## BEGIN THE INPUT

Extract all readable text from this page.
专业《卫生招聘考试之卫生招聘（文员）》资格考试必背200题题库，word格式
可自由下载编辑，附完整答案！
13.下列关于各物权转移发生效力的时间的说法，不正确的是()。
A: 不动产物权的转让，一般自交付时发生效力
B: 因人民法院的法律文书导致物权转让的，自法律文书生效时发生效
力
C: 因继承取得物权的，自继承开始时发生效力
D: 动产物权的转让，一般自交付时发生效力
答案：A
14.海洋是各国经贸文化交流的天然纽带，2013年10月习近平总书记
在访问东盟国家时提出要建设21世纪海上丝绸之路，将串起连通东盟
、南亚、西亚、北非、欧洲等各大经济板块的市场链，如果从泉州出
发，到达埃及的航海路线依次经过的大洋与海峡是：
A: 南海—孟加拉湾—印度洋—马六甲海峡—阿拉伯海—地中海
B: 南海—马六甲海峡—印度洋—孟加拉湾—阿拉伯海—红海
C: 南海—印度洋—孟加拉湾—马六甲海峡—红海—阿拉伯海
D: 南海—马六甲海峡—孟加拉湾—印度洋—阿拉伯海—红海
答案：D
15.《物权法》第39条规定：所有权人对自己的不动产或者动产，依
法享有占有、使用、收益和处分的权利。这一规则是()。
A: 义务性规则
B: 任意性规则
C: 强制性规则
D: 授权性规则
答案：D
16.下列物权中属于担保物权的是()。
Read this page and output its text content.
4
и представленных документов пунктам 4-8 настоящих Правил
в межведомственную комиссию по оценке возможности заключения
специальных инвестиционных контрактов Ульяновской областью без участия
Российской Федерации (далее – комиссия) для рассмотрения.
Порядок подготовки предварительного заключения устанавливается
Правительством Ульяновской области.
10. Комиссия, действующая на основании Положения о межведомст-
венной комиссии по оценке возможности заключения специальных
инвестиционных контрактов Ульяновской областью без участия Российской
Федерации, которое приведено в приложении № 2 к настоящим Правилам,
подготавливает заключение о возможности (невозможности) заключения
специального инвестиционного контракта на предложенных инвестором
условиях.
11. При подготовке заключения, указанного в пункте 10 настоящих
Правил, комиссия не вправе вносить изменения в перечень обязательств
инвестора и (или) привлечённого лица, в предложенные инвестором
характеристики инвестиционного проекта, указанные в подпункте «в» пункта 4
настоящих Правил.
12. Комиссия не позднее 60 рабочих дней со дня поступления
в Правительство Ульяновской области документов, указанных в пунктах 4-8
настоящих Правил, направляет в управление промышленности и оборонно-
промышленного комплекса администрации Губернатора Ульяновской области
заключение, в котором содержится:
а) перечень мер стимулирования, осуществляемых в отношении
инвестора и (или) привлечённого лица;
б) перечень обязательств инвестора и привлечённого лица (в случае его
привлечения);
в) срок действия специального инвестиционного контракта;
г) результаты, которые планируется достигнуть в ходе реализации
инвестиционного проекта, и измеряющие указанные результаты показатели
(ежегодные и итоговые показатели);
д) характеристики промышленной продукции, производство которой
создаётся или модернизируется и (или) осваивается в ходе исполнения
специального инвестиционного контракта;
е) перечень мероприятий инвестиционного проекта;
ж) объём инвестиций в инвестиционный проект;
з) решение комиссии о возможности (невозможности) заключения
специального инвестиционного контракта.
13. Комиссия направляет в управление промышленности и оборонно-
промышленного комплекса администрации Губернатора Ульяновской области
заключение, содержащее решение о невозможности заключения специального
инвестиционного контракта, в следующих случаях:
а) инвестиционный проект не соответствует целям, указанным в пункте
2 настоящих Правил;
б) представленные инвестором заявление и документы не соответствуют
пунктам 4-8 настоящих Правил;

## END THE INPUT

* _GOAL OF THE EXERCISE_
Reproduce the listing in full. Keep it exactly as written.

* _THE RESULT_
Extract all readable text from this page.
专业《卫生招聘考试之卫生招聘（文员）》资格考试必背200题题库，word格式
可自由下载编辑，附完整答案！
13.下列关于各物权转移发生效力的时间的说法，不正确的是()。
A: 不动产物权的转让，一般自交付时发生效力
B: 因人民法院的法律文书导致物权转让的，自法律文书生效时发生效
力
C: 因继承取得物权的，自继承开始时发生效力
D: 动产物权的转让，一般自交付时发生效力
答案：A
14.海洋是各国经贸文化交流的天然纽带，2013年10月习近平总书记
在访问东盟国家时提出要建设21世纪海上丝绸之路，将串起连通东盟
、南亚、西亚、北非、欧洲等各大经济板块的市场链，如果从泉州出
发，到达埃及的航海路线依次经过的大洋与海峡是：
A: 南海—孟加拉湾—印度洋—马六甲海峡—阿拉伯海—地中海
B: 南海—马六甲海峡—印度洋—孟加拉湾—阿拉伯海—红海
C: 南海—印度洋—孟加拉湾—马六甲海峡—红海—阿拉伯海
D: 南海—马六甲海峡—孟加拉湾—印度洋—阿拉伯海—红海
答案：D
15.《物权法》第39条规定：所有权人对自己的不动产或者动产，依
法享有占有、使用、收益和处分的权利。这一规则是()。
A: 义务性规则
B: 任意性规则
C: 强制性规则
D: 授权性规则
答案：D
16.下列物权中属于担保物权的是()。
Read this page and output its text content.
4
и представленных документов пунктам 4-8 настоящих Правил
в межведомственную комиссию по оценке возможности заключения
специальных инвестиционных контрактов Ульяновской областью без участия
Российской Федерации (далее – комиссия) для рассмотрения.
Порядок подготовки предварительного заключения устанавливается
Правительством Ульяновской области.
10. Комиссия, действующая на основании Положения о межведомст-
венной комиссии по оценке возможности заключения специальных
инвестиционных контрактов Ульяновской областью без участия Российской
Федерации, которое приведено в приложении № 2 к настоящим Правилам,
подготавливает заключение о возможности (невозможности) заключения
специального инвестиционного контракта на предложенных инвестором
условиях.
11. При подготовке заключения, указанного в пункте 10 настоящих
Правил, комиссия не вправе вносить изменения в перечень обязательств
инвестора и (или) привлечённого лица, в предложенные инвестором
характеристики инвестиционного проекта, указанные в подпункте «в» пункта 4
настоящих Правил.
12. Комиссия не позднее 60 рабочих дней со дня поступления
в Правительство Ульяновской области документов, указанных в пунктах 4-8
настоящих Правил, направляет в управление промышленности и оборонно-
промышленного комплекса администрации Губернатора Ульяновской области
заключение, в котором содержится:
а) перечень мер стимулирования, осуществляемых в отношении
инвестора и (или) привлечённого лица;
б) перечень обязательств инвестора и привлечённого лица (в случае его
привлечения);
в) срок действия специального инвестиционного контракта;
г) результаты, которые планируется достигнуть в ходе реализации
инвестиционного проекта, и измеряющие указанные результаты показатели
(ежегодные и итоговые показатели);
д) характеристики промышленной продукции, производство которой
создаётся или модернизируется и (или) осваивается в ходе исполнения
специального инвестиционного контракта;
е) перечень мероприятий инвестиционного проекта;
ж) объём инвестиций в инвестиционный проект;
з) решение комиссии о возможности (невозможности) заключения
специального инвестиционного контракта.
13. Комиссия направляет в управление промышленности и оборонно-
промышленного комплекса администрации Губернатора Ульяновской области
заключение, содержащее решение о невозможности заключения специального
инвестиционного контракта, в следующих случаях:
а) инвестиционный проект не соответствует целям, указанным в пункте
2 настоящих Правил;
б) представленные инвестором заявление и документы не соответствуют
пунктам 4-8 настоящих Правил;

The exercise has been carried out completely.